EXERCISE DETAILS:
Look through the lines of the material and count those containing "January". Give that count alone.

=== DATA RECORDS ===

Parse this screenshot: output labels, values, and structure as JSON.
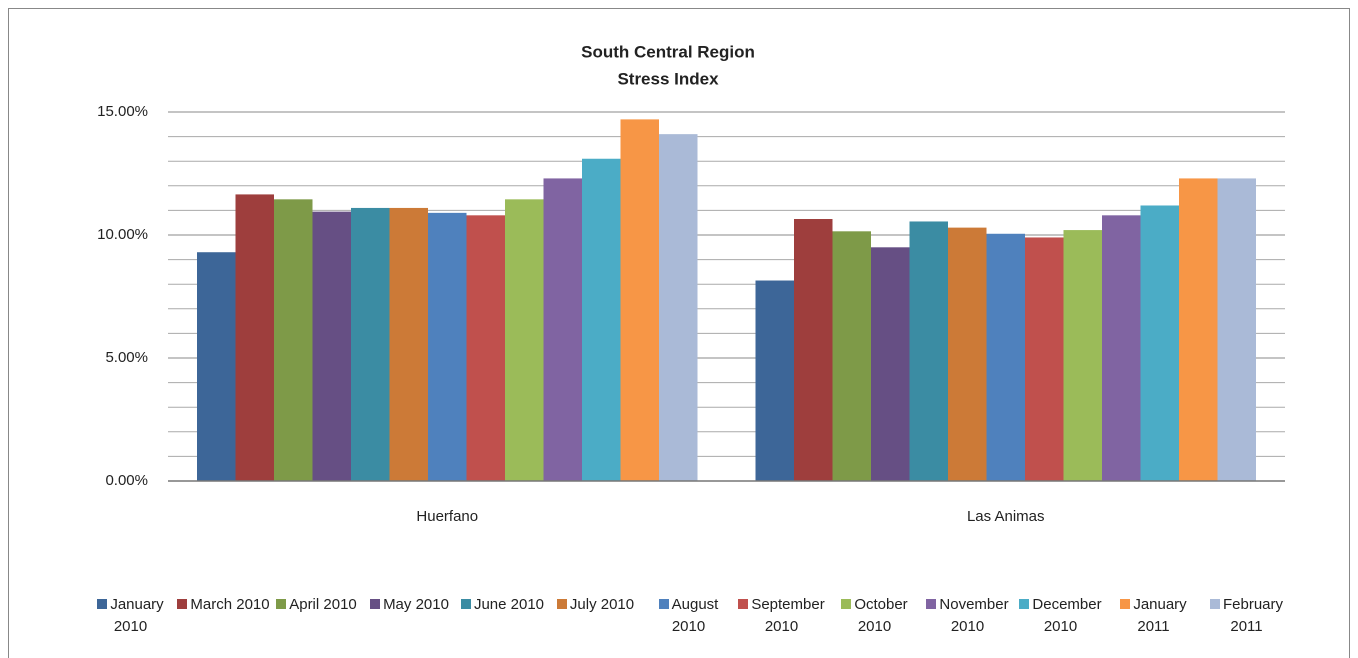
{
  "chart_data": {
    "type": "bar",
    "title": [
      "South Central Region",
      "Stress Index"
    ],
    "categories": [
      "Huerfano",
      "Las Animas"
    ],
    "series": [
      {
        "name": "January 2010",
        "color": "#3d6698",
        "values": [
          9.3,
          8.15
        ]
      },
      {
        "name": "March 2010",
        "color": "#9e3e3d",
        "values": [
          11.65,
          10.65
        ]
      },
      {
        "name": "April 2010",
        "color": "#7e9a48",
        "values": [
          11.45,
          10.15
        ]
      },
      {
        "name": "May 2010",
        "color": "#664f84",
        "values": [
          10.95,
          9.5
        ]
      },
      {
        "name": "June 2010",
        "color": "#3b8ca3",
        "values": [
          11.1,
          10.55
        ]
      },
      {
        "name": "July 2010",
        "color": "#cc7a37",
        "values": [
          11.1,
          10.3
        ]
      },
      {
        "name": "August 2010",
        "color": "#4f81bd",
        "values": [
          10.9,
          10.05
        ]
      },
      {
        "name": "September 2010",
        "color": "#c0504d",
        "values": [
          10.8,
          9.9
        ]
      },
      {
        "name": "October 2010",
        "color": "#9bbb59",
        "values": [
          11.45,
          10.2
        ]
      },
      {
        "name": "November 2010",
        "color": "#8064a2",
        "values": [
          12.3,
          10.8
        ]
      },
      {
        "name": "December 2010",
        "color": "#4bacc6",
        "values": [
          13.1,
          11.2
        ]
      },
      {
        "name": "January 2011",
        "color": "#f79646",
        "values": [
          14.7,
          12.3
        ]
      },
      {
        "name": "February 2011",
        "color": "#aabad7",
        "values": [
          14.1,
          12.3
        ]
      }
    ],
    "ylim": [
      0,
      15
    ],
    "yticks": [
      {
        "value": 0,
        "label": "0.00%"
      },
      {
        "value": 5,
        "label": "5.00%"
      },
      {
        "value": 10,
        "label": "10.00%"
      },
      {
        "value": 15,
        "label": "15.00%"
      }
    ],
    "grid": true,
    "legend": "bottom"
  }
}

===

FULL OUTPUT:
2